======== EXERCISE DATA ========

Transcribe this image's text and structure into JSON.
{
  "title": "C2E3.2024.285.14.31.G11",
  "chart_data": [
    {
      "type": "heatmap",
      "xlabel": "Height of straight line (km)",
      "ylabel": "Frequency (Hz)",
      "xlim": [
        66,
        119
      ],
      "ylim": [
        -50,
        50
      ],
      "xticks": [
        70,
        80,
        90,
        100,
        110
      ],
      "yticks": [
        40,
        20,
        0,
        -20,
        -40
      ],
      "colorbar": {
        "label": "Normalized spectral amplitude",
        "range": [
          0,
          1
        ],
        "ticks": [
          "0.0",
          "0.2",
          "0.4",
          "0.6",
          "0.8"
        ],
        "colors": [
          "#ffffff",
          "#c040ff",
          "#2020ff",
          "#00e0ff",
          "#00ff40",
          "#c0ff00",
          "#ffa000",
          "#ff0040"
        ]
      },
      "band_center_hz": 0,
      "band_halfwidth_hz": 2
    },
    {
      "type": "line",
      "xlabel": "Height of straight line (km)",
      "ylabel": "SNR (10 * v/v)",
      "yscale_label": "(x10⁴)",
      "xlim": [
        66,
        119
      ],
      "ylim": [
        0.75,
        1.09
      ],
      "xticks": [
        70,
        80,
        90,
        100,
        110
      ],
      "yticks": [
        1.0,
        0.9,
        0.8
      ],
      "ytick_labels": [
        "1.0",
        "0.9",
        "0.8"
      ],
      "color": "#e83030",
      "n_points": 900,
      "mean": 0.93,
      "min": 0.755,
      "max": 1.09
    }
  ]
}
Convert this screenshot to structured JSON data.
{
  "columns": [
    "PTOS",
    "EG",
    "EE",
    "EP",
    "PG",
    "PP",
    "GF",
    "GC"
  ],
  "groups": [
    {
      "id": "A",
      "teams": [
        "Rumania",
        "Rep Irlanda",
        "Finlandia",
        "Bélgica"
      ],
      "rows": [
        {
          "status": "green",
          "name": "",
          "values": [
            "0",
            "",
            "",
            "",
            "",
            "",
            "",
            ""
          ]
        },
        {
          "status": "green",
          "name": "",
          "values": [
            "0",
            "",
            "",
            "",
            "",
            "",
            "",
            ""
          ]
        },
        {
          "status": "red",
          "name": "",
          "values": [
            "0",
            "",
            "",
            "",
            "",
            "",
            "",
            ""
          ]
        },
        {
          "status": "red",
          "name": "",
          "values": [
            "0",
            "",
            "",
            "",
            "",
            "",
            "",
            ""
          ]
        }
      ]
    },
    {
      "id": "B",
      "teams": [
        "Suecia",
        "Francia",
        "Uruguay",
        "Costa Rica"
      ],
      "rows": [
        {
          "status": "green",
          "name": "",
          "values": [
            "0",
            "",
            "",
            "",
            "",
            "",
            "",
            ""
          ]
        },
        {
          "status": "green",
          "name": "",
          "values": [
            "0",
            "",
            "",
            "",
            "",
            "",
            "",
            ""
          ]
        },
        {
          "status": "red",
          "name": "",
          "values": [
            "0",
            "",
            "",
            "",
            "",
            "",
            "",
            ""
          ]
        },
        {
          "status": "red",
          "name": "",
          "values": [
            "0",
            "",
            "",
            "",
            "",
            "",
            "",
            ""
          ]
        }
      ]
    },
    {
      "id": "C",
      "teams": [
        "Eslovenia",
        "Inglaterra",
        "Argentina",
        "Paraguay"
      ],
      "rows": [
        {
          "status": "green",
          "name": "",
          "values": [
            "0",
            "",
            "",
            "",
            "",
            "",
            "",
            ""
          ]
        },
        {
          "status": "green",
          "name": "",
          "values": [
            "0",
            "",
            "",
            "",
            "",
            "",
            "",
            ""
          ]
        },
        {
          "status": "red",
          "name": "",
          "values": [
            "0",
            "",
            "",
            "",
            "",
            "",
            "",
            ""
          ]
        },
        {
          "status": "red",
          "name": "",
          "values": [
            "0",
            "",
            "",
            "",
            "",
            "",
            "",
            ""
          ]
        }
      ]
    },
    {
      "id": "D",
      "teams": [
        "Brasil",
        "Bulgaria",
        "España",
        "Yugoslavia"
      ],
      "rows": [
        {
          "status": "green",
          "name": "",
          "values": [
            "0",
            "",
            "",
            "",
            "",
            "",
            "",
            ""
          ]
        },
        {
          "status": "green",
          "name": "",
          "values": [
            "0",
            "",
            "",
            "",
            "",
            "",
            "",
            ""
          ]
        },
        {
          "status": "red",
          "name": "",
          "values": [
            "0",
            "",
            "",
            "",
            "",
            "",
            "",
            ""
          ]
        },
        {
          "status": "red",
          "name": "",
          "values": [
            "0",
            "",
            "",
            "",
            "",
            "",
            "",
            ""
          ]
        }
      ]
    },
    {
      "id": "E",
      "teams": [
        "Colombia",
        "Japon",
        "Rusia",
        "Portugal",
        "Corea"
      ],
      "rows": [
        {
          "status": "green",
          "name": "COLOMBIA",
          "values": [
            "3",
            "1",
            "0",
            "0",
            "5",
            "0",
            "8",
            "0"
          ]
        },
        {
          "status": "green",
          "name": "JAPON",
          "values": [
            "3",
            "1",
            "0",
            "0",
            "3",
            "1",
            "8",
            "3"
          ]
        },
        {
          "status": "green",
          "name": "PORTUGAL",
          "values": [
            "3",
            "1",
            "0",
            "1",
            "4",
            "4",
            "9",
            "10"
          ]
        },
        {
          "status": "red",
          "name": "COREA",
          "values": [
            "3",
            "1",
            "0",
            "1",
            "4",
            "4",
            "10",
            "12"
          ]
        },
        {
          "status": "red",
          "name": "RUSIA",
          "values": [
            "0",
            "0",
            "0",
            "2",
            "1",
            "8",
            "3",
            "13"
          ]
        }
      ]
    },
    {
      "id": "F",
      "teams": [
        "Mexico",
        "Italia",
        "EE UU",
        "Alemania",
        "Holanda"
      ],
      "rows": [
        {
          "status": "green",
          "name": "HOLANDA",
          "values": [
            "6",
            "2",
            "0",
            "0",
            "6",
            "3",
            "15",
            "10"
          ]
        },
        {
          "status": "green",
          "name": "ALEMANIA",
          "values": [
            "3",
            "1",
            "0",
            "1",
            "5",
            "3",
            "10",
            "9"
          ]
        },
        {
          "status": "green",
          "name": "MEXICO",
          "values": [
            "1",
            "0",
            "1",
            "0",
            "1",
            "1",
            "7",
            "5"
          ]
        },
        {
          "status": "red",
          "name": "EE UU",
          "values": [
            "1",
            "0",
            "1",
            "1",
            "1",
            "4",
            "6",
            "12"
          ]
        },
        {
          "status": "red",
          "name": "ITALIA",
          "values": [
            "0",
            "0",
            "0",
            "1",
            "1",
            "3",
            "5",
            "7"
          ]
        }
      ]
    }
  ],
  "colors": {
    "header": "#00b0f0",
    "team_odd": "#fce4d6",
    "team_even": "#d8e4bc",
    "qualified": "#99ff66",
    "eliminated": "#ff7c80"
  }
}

========

Every record should be given again exactly.

Transcribe this image's text and structure into JSON.
{
  "title": "C2E3.2024.285.14.31.G11",
  "chart_data": [
    {
      "type": "heatmap",
      "xlabel": "Height of straight line (km)",
      "ylabel": "Frequency (Hz)",
      "xlim": [
        66,
        119
      ],
      "ylim": [
        -50,
        50
      ],
      "xticks": [
        70,
        80,
        90,
        100,
        110
      ],
      "yticks": [
        40,
        20,
        0,
        -20,
        -40
      ],
      "colorbar": {
        "label": "Normalized spectral amplitude",
        "range": [
          0,
          1
        ],
        "ticks": [
          "0.0",
          "0.2",
          "0.4",
          "0.6",
          "0.8"
        ],
        "colors": [
          "#ffffff",
          "#c040ff",
          "#2020ff",
          "#00e0ff",
          "#00ff40",
          "#c0ff00",
          "#ffa000",
          "#ff0040"
        ]
      },
      "band_center_hz": 0,
      "band_halfwidth_hz": 2
    },
    {
      "type": "line",
      "xlabel": "Height of straight line (km)",
      "ylabel": "SNR (10 * v/v)",
      "yscale_label": "(x10⁴)",
      "xlim": [
        66,
        119
      ],
      "ylim": [
        0.75,
        1.09
      ],
      "xticks": [
        70,
        80,
        90,
        100,
        110
      ],
      "yticks": [
        1.0,
        0.9,
        0.8
      ],
      "ytick_labels": [
        "1.0",
        "0.9",
        "0.8"
      ],
      "color": "#e83030",
      "n_points": 900,
      "mean": 0.93,
      "min": 0.755,
      "max": 1.09
    }
  ]
}
Convert this screenshot to structured JSON data.
{
  "columns": [
    "PTOS",
    "EG",
    "EE",
    "EP",
    "PG",
    "PP",
    "GF",
    "GC"
  ],
  "groups": [
    {
      "id": "A",
      "teams": [
        "Rumania",
        "Rep Irlanda",
        "Finlandia",
        "Bélgica"
      ],
      "rows": [
        {
          "status": "green",
          "name": "",
          "values": [
            "0",
            "",
            "",
            "",
            "",
            "",
            "",
            ""
          ]
        },
        {
          "status": "green",
          "name": "",
          "values": [
            "0",
            "",
            "",
            "",
            "",
            "",
            "",
            ""
          ]
        },
        {
          "status": "red",
          "name": "",
          "values": [
            "0",
            "",
            "",
            "",
            "",
            "",
            "",
            ""
          ]
        },
        {
          "status": "red",
          "name": "",
          "values": [
            "0",
            "",
            "",
            "",
            "",
            "",
            "",
            ""
          ]
        }
      ]
    },
    {
      "id": "B",
      "teams": [
        "Suecia",
        "Francia",
        "Uruguay",
        "Costa Rica"
      ],
      "rows": [
        {
          "status": "green",
          "name": "",
          "values": [
            "0",
            "",
            "",
            "",
            "",
            "",
            "",
            ""
          ]
        },
        {
          "status": "green",
          "name": "",
          "values": [
            "0",
            "",
            "",
            "",
            "",
            "",
            "",
            ""
          ]
        },
        {
          "status": "red",
          "name": "",
          "values": [
            "0",
            "",
            "",
            "",
            "",
            "",
            "",
            ""
          ]
        },
        {
          "status": "red",
          "name": "",
          "values": [
            "0",
            "",
            "",
            "",
            "",
            "",
            "",
            ""
          ]
        }
      ]
    },
    {
      "id": "C",
      "teams": [
        "Eslovenia",
        "Inglaterra",
        "Argentina",
        "Paraguay"
      ],
      "rows": [
        {
          "status": "green",
          "name": "",
          "values": [
            "0",
            "",
            "",
            "",
            "",
            "",
            "",
            ""
          ]
        },
        {
          "status": "green",
          "name": "",
          "values": [
            "0",
            "",
            "",
            "",
            "",
            "",
            "",
            ""
          ]
        },
        {
          "status": "red",
          "name": "",
          "values": [
            "0",
            "",
            "",
            "",
            "",
            "",
            "",
            ""
          ]
        },
        {
          "status": "red",
          "name": "",
          "values": [
            "0",
            "",
            "",
            "",
            "",
            "",
            "",
            ""
          ]
        }
      ]
    },
    {
      "id": "D",
      "teams": [
        "Brasil",
        "Bulgaria",
        "España",
        "Yugoslavia"
      ],
      "rows": [
        {
          "status": "green",
          "name": "",
          "values": [
            "0",
            "",
            "",
            "",
            "",
            "",
            "",
            ""
          ]
        },
        {
          "status": "green",
          "name": "",
          "values": [
            "0",
            "",
            "",
            "",
            "",
            "",
            "",
            ""
          ]
        },
        {
          "status": "red",
          "name": "",
          "values": [
            "0",
            "",
            "",
            "",
            "",
            "",
            "",
            ""
          ]
        },
        {
          "status": "red",
          "name": "",
          "values": [
            "0",
            "",
            "",
            "",
            "",
            "",
            "",
            ""
          ]
        }
      ]
    },
    {
      "id": "E",
      "teams": [
        "Colombia",
        "Japon",
        "Rusia",
        "Portugal",
        "Corea"
      ],
      "rows": [
        {
          "status": "green",
          "name": "COLOMBIA",
          "values": [
            "3",
            "1",
            "0",
            "0",
            "5",
            "0",
            "8",
            "0"
          ]
        },
        {
          "status": "green",
          "name": "JAPON",
          "values": [
            "3",
            "1",
            "0",
            "0",
            "3",
            "1",
            "8",
            "3"
          ]
        },
        {
          "status": "green",
          "name": "PORTUGAL",
          "values": [
            "3",
            "1",
            "0",
            "1",
            "4",
            "4",
            "9",
            "10"
          ]
        },
        {
          "status": "red",
          "name": "COREA",
          "values": [
            "3",
            "1",
            "0",
            "1",
            "4",
            "4",
            "10",
            "12"
          ]
        },
        {
          "status": "red",
          "name": "RUSIA",
          "values": [
            "0",
            "0",
            "0",
            "2",
            "1",
            "8",
            "3",
            "13"
          ]
        }
      ]
    },
    {
      "id": "F",
      "teams": [
        "Mexico",
        "Italia",
        "EE UU",
        "Alemania",
        "Holanda"
      ],
      "rows": [
        {
          "status": "green",
          "name": "HOLANDA",
          "values": [
            "6",
            "2",
            "0",
            "0",
            "6",
            "3",
            "15",
            "10"
          ]
        },
        {
          "status": "green",
          "name": "ALEMANIA",
          "values": [
            "3",
            "1",
            "0",
            "1",
            "5",
            "3",
            "10",
            "9"
          ]
        },
        {
          "status": "green",
          "name": "MEXICO",
          "values": [
            "1",
            "0",
            "1",
            "0",
            "1",
            "1",
            "7",
            "5"
          ]
        },
        {
          "status": "red",
          "name": "EE UU",
          "values": [
            "1",
            "0",
            "1",
            "1",
            "1",
            "4",
            "6",
            "12"
          ]
        },
        {
          "status": "red",
          "name": "ITALIA",
          "values": [
            "0",
            "0",
            "0",
            "1",
            "1",
            "3",
            "5",
            "7"
          ]
        }
      ]
    }
  ],
  "colors": {
    "header": "#00b0f0",
    "team_odd": "#fce4d6",
    "team_even": "#d8e4bc",
    "qualified": "#99ff66",
    "eliminated": "#ff7c80"
  }
}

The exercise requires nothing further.